§ **Your instructions**
Copy every record word for word.

-- -- --

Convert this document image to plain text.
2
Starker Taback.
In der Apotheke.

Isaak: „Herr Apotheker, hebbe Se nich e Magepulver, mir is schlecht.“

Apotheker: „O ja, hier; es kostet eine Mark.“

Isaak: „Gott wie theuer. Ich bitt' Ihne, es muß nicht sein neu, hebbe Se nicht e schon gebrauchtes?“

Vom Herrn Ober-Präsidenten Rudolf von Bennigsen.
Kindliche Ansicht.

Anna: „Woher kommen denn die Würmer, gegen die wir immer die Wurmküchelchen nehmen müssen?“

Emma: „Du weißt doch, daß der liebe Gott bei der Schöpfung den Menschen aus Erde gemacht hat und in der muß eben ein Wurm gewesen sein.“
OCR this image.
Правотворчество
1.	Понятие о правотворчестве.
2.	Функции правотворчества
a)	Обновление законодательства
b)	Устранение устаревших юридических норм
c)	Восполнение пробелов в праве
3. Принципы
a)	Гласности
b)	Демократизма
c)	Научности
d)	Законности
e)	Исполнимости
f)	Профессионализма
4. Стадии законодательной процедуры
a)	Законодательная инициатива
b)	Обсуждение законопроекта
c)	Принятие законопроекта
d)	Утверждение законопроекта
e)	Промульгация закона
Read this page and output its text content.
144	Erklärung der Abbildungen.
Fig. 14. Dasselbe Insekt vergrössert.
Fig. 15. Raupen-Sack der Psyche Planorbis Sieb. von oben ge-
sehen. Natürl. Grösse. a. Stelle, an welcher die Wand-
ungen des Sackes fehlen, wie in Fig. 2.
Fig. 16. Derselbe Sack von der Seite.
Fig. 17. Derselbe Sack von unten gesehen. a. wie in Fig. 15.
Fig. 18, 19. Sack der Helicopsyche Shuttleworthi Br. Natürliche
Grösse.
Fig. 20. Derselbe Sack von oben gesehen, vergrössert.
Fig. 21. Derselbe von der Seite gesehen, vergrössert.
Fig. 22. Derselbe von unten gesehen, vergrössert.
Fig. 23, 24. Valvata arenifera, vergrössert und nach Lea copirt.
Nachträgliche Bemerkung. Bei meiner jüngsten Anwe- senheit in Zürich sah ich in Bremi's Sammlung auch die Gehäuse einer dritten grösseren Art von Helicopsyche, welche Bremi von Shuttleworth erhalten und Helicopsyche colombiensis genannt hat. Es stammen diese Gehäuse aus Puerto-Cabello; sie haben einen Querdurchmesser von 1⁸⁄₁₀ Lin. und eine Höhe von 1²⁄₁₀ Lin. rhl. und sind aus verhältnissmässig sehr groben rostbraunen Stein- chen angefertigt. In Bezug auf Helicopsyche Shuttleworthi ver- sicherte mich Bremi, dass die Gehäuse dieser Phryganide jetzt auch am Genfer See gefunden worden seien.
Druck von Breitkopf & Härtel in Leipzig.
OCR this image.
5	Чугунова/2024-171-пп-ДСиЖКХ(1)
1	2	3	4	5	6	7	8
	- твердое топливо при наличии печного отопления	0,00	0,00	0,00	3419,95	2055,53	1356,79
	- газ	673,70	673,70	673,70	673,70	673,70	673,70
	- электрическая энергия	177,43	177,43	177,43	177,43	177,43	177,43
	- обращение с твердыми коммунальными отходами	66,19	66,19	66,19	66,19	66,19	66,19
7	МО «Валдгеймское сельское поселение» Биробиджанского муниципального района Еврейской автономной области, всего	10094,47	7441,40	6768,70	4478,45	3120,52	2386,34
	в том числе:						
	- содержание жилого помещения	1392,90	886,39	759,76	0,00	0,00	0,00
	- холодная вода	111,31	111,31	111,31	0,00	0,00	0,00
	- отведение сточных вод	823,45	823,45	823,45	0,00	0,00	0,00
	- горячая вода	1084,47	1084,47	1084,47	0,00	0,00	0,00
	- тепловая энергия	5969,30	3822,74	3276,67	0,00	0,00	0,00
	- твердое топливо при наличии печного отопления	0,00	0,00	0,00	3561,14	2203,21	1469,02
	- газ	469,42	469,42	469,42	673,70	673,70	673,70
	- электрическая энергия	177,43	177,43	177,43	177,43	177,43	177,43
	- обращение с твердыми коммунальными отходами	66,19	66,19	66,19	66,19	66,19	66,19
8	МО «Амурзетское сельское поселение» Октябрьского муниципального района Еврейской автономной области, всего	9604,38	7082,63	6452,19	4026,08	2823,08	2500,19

-- -- --

§ **Output for this exercise**
Convert this document image to plain text.
2
Starker Taback.
In der Apotheke.

Isaak: „Herr Apotheker, hebbe Se nich e Magepulver, mir is schlecht.“

Apotheker: „O ja, hier; es kostet eine Mark.“

Isaak: „Gott wie theuer. Ich bitt' Ihne, es muß nicht sein neu, hebbe Se nicht e schon gebrauchtes?“

Vom Herrn Ober-Präsidenten Rudolf von Bennigsen.
Kindliche Ansicht.

Anna: „Woher kommen denn die Würmer, gegen die wir immer die Wurmküchelchen nehmen müssen?“

Emma: „Du weißt doch, daß der liebe Gott bei der Schöpfung den Menschen aus Erde gemacht hat und in der muß eben ein Wurm gewesen sein.“
OCR this image.
Правотворчество
1.	Понятие о правотворчестве.
2.	Функции правотворчества
a)	Обновление законодательства
b)	Устранение устаревших юридических норм
c)	Восполнение пробелов в праве
3. Принципы
a)	Гласности
b)	Демократизма
c)	Научности
d)	Законности
e)	Исполнимости
f)	Профессионализма
4. Стадии законодательной процедуры
a)	Законодательная инициатива
b)	Обсуждение законопроекта
c)	Принятие законопроекта
d)	Утверждение законопроекта
e)	Промульгация закона
Read this page and output its text content.
144	Erklärung der Abbildungen.
Fig. 14. Dasselbe Insekt vergrössert.
Fig. 15. Raupen-Sack der Psyche Planorbis Sieb. von oben ge-
sehen. Natürl. Grösse. a. Stelle, an welcher die Wand-
ungen des Sackes fehlen, wie in Fig. 2.
Fig. 16. Derselbe Sack von der Seite.
Fig. 17. Derselbe Sack von unten gesehen. a. wie in Fig. 15.
Fig. 18, 19. Sack der Helicopsyche Shuttleworthi Br. Natürliche
Grösse.
Fig. 20. Derselbe Sack von oben gesehen, vergrössert.
Fig. 21. Derselbe von der Seite gesehen, vergrössert.
Fig. 22. Derselbe von unten gesehen, vergrössert.
Fig. 23, 24. Valvata arenifera, vergrössert und nach Lea copirt.
Nachträgliche Bemerkung. Bei meiner jüngsten Anwe- senheit in Zürich sah ich in Bremi's Sammlung auch die Gehäuse einer dritten grösseren Art von Helicopsyche, welche Bremi von Shuttleworth erhalten und Helicopsyche colombiensis genannt hat. Es stammen diese Gehäuse aus Puerto-Cabello; sie haben einen Querdurchmesser von 1⁸⁄₁₀ Lin. und eine Höhe von 1²⁄₁₀ Lin. rhl. und sind aus verhältnissmässig sehr groben rostbraunen Stein- chen angefertigt. In Bezug auf Helicopsyche Shuttleworthi ver- sicherte mich Bremi, dass die Gehäuse dieser Phryganide jetzt auch am Genfer See gefunden worden seien.
Druck von Breitkopf & Härtel in Leipzig.
OCR this image.
5	Чугунова/2024-171-пп-ДСиЖКХ(1)
1	2	3	4	5	6	7	8
	- твердое топливо при наличии печного отопления	0,00	0,00	0,00	3419,95	2055,53	1356,79
	- газ	673,70	673,70	673,70	673,70	673,70	673,70
	- электрическая энергия	177,43	177,43	177,43	177,43	177,43	177,43
	- обращение с твердыми коммунальными отходами	66,19	66,19	66,19	66,19	66,19	66,19
7	МО «Валдгеймское сельское поселение» Биробиджанского муниципального района Еврейской автономной области, всего	10094,47	7441,40	6768,70	4478,45	3120,52	2386,34
	в том числе:						
	- содержание жилого помещения	1392,90	886,39	759,76	0,00	0,00	0,00
	- холодная вода	111,31	111,31	111,31	0,00	0,00	0,00
	- отведение сточных вод	823,45	823,45	823,45	0,00	0,00	0,00
	- горячая вода	1084,47	1084,47	1084,47	0,00	0,00	0,00
	- тепловая энергия	5969,30	3822,74	3276,67	0,00	0,00	0,00
	- твердое топливо при наличии печного отопления	0,00	0,00	0,00	3561,14	2203,21	1469,02
	- газ	469,42	469,42	469,42	673,70	673,70	673,70
	- электрическая энергия	177,43	177,43	177,43	177,43	177,43	177,43
	- обращение с твердыми коммунальными отходами	66,19	66,19	66,19	66,19	66,19	66,19
8	МО «Амурзетское сельское поселение» Октябрьского муниципального района Еврейской автономной области, всего	9604,38	7082,63	6452,19	4026,08	2823,08	2500,19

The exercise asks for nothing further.